** start Source material **
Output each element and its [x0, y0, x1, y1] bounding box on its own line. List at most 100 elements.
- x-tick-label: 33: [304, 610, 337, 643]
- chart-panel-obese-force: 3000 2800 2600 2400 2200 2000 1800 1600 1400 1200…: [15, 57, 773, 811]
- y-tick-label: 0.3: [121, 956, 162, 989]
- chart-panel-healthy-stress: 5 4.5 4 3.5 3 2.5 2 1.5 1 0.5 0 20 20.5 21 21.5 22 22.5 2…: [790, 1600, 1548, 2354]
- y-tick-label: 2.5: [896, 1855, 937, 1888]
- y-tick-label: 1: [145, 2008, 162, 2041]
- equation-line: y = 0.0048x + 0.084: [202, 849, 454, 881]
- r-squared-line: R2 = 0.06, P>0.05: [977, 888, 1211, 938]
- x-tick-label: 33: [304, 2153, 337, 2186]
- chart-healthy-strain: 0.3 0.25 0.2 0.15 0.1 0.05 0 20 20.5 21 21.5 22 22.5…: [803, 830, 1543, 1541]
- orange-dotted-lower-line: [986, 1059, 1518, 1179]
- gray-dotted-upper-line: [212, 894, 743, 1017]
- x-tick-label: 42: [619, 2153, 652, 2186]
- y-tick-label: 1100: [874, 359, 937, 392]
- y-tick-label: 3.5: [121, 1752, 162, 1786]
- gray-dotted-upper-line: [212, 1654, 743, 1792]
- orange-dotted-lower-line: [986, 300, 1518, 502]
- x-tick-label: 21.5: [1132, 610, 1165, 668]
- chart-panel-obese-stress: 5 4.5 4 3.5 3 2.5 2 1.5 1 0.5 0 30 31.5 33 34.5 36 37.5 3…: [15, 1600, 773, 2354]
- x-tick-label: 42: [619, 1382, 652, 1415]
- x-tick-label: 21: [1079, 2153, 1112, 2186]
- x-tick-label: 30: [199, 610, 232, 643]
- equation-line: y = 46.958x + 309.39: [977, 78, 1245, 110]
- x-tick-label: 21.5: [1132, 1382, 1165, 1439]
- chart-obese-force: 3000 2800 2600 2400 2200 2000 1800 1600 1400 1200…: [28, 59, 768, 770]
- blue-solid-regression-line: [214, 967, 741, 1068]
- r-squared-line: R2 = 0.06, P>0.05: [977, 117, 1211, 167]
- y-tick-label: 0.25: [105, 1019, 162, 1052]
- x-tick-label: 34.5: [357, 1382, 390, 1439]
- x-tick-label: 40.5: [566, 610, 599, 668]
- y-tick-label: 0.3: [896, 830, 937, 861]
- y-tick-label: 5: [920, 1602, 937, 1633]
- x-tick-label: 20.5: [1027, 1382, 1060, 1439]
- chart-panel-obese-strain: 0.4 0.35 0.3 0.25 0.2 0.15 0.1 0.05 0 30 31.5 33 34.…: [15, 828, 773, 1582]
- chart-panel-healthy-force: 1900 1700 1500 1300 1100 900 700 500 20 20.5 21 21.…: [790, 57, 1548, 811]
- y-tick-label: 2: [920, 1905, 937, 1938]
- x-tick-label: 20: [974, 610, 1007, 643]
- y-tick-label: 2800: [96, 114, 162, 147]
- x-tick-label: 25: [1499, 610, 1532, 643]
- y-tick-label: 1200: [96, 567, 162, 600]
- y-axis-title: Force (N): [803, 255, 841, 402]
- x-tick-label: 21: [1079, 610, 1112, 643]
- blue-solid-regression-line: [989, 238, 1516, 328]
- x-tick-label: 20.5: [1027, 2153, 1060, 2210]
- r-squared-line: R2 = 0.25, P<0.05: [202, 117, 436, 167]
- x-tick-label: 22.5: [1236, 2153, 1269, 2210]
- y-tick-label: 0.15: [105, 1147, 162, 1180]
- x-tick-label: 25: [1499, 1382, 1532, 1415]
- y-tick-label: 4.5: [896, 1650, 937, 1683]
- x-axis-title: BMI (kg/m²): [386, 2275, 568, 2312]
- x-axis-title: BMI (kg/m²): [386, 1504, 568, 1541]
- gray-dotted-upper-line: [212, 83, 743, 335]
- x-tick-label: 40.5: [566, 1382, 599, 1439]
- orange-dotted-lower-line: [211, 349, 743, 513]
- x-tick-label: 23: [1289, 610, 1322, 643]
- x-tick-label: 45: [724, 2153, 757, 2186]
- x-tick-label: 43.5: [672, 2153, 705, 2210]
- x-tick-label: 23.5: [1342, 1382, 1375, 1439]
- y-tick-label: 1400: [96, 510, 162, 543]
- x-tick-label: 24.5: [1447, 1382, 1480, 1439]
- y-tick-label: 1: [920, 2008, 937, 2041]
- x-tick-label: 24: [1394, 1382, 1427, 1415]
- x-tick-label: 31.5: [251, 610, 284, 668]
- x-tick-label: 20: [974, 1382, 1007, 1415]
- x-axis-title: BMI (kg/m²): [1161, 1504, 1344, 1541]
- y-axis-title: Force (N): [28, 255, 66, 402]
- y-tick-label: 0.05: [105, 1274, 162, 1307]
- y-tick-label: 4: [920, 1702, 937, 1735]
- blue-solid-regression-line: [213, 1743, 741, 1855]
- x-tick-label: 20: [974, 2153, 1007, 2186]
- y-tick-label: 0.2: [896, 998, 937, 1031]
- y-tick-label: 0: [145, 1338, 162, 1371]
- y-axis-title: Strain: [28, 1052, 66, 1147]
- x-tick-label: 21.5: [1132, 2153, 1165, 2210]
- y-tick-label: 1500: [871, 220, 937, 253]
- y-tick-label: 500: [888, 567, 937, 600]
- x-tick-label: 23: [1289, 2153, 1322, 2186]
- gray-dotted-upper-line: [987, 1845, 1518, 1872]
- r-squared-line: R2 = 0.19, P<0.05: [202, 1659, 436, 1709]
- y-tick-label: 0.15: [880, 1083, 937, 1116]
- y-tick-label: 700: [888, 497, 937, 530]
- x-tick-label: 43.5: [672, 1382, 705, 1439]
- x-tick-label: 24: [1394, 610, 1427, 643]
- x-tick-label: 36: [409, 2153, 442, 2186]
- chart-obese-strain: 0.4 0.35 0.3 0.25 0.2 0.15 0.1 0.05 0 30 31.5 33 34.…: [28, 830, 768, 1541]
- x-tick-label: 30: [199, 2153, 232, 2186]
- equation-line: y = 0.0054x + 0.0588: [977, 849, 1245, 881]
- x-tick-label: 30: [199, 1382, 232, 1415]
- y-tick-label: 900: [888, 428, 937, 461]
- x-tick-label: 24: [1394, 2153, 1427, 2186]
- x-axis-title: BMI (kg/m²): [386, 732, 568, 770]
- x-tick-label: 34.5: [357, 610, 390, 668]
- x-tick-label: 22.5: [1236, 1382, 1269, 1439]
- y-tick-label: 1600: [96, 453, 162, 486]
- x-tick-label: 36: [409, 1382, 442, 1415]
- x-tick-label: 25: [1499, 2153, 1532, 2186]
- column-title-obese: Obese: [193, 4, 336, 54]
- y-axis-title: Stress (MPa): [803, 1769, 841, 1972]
** end Source material **
Stated goal -
Quote the material above in full, reproducing every line without any change.

Correct response -
Output each element and its [x0, y0, x1, y1] bounding box on its own line. List at most 100 elements.
- x-tick-label: 33: [304, 610, 337, 643]
- chart-panel-obese-force: 3000 2800 2600 2400 2200 2000 1800 1600 1400 1200…: [15, 57, 773, 811]
- y-tick-label: 0.3: [121, 956, 162, 989]
- chart-panel-healthy-stress: 5 4.5 4 3.5 3 2.5 2 1.5 1 0.5 0 20 20.5 21 21.5 22 22.5 2…: [790, 1600, 1548, 2354]
- y-tick-label: 2.5: [896, 1855, 937, 1888]
- y-tick-label: 1: [145, 2008, 162, 2041]
- equation-line: y = 0.0048x + 0.084: [202, 849, 454, 881]
- r-squared-line: R2 = 0.06, P>0.05: [977, 888, 1211, 938]
- x-tick-label: 33: [304, 2153, 337, 2186]
- chart-healthy-strain: 0.3 0.25 0.2 0.15 0.1 0.05 0 20 20.5 21 21.5 22 22.5…: [803, 830, 1543, 1541]
- orange-dotted-lower-line: [986, 1059, 1518, 1179]
- gray-dotted-upper-line: [212, 894, 743, 1017]
- x-tick-label: 42: [619, 2153, 652, 2186]
- y-tick-label: 1100: [874, 359, 937, 392]
- y-tick-label: 3.5: [121, 1752, 162, 1786]
- gray-dotted-upper-line: [212, 1654, 743, 1792]
- orange-dotted-lower-line: [986, 300, 1518, 502]
- x-tick-label: 21.5: [1132, 610, 1165, 668]
- chart-panel-obese-stress: 5 4.5 4 3.5 3 2.5 2 1.5 1 0.5 0 30 31.5 33 34.5 36 37.5 3…: [15, 1600, 773, 2354]
- x-tick-label: 42: [619, 1382, 652, 1415]
- x-tick-label: 21: [1079, 2153, 1112, 2186]
- x-tick-label: 30: [199, 610, 232, 643]
- equation-line: y = 46.958x + 309.39: [977, 78, 1245, 110]
- x-tick-label: 21.5: [1132, 1382, 1165, 1439]
- chart-obese-force: 3000 2800 2600 2400 2200 2000 1800 1600 1400 1200…: [28, 59, 768, 770]
- blue-solid-regression-line: [214, 967, 741, 1068]
- r-squared-line: R2 = 0.06, P>0.05: [977, 117, 1211, 167]
- y-tick-label: 0.25: [105, 1019, 162, 1052]
- x-tick-label: 34.5: [357, 1382, 390, 1439]
- x-tick-label: 40.5: [566, 610, 599, 668]
- y-tick-label: 0.3: [896, 830, 937, 861]
- y-tick-label: 5: [920, 1602, 937, 1633]
- x-tick-label: 20.5: [1027, 1382, 1060, 1439]
- chart-panel-obese-strain: 0.4 0.35 0.3 0.25 0.2 0.15 0.1 0.05 0 30 31.5 33 34.…: [15, 828, 773, 1582]
- chart-panel-healthy-force: 1900 1700 1500 1300 1100 900 700 500 20 20.5 21 21.…: [790, 57, 1548, 811]
- y-tick-label: 2: [920, 1905, 937, 1938]
- x-tick-label: 20: [974, 610, 1007, 643]
- y-tick-label: 2800: [96, 114, 162, 147]
- x-tick-label: 25: [1499, 610, 1532, 643]
- y-tick-label: 1200: [96, 567, 162, 600]
- y-axis-title: Force (N): [803, 255, 841, 402]
- x-tick-label: 21: [1079, 610, 1112, 643]
- blue-solid-regression-line: [989, 238, 1516, 328]
- x-tick-label: 20.5: [1027, 2153, 1060, 2210]
- r-squared-line: R2 = 0.25, P<0.05: [202, 117, 436, 167]
- x-tick-label: 22.5: [1236, 2153, 1269, 2210]
- y-tick-label: 0.15: [105, 1147, 162, 1180]
- x-tick-label: 25: [1499, 1382, 1532, 1415]
- y-tick-label: 4.5: [896, 1650, 937, 1683]
- x-axis-title: BMI (kg/m²): [386, 2275, 568, 2312]
- x-axis-title: BMI (kg/m²): [386, 1504, 568, 1541]
- gray-dotted-upper-line: [212, 83, 743, 335]
- x-tick-label: 40.5: [566, 1382, 599, 1439]
- orange-dotted-lower-line: [211, 349, 743, 513]
- x-tick-label: 23: [1289, 610, 1322, 643]
- x-tick-label: 45: [724, 2153, 757, 2186]
- x-tick-label: 43.5: [672, 2153, 705, 2210]
- x-tick-label: 23.5: [1342, 1382, 1375, 1439]
- y-tick-label: 1400: [96, 510, 162, 543]
- x-tick-label: 24.5: [1447, 1382, 1480, 1439]
- y-tick-label: 1: [920, 2008, 937, 2041]
- x-tick-label: 24: [1394, 1382, 1427, 1415]
- x-tick-label: 31.5: [251, 610, 284, 668]
- x-tick-label: 20: [974, 1382, 1007, 1415]
- x-axis-title: BMI (kg/m²): [1161, 1504, 1344, 1541]
- y-axis-title: Force (N): [28, 255, 66, 402]
- y-tick-label: 0.05: [105, 1274, 162, 1307]
- y-tick-label: 4: [920, 1702, 937, 1735]
- blue-solid-regression-line: [213, 1743, 741, 1855]
- x-tick-label: 20: [974, 2153, 1007, 2186]
- y-tick-label: 0.2: [896, 998, 937, 1031]
- y-tick-label: 0: [145, 1338, 162, 1371]
- y-axis-title: Strain: [28, 1052, 66, 1147]
- x-tick-label: 21.5: [1132, 2153, 1165, 2210]
- y-tick-label: 1500: [871, 220, 937, 253]
- y-tick-label: 500: [888, 567, 937, 600]
- x-tick-label: 23: [1289, 2153, 1322, 2186]
- gray-dotted-upper-line: [987, 1845, 1518, 1872]
- r-squared-line: R2 = 0.19, P<0.05: [202, 1659, 436, 1709]
- y-tick-label: 0.15: [880, 1083, 937, 1116]
- y-tick-label: 700: [888, 497, 937, 530]
- x-tick-label: 43.5: [672, 1382, 705, 1439]
- x-tick-label: 24: [1394, 610, 1427, 643]
- x-tick-label: 36: [409, 2153, 442, 2186]
- chart-obese-strain: 0.4 0.35 0.3 0.25 0.2 0.15 0.1 0.05 0 30 31.5 33 34.…: [28, 830, 768, 1541]
- x-tick-label: 30: [199, 2153, 232, 2186]
- equation-line: y = 0.0054x + 0.0588: [977, 849, 1245, 881]
- x-tick-label: 30: [199, 1382, 232, 1415]
- y-tick-label: 900: [888, 428, 937, 461]
- x-tick-label: 24: [1394, 2153, 1427, 2186]
- x-axis-title: BMI (kg/m²): [386, 732, 568, 770]
- x-tick-label: 34.5: [357, 610, 390, 668]
- x-tick-label: 22.5: [1236, 1382, 1269, 1439]
- y-tick-label: 1600: [96, 453, 162, 486]
- x-tick-label: 36: [409, 1382, 442, 1415]
- x-tick-label: 25: [1499, 2153, 1532, 2186]
- column-title-obese: Obese: [193, 4, 336, 54]
- y-axis-title: Stress (MPa): [803, 1769, 841, 1972]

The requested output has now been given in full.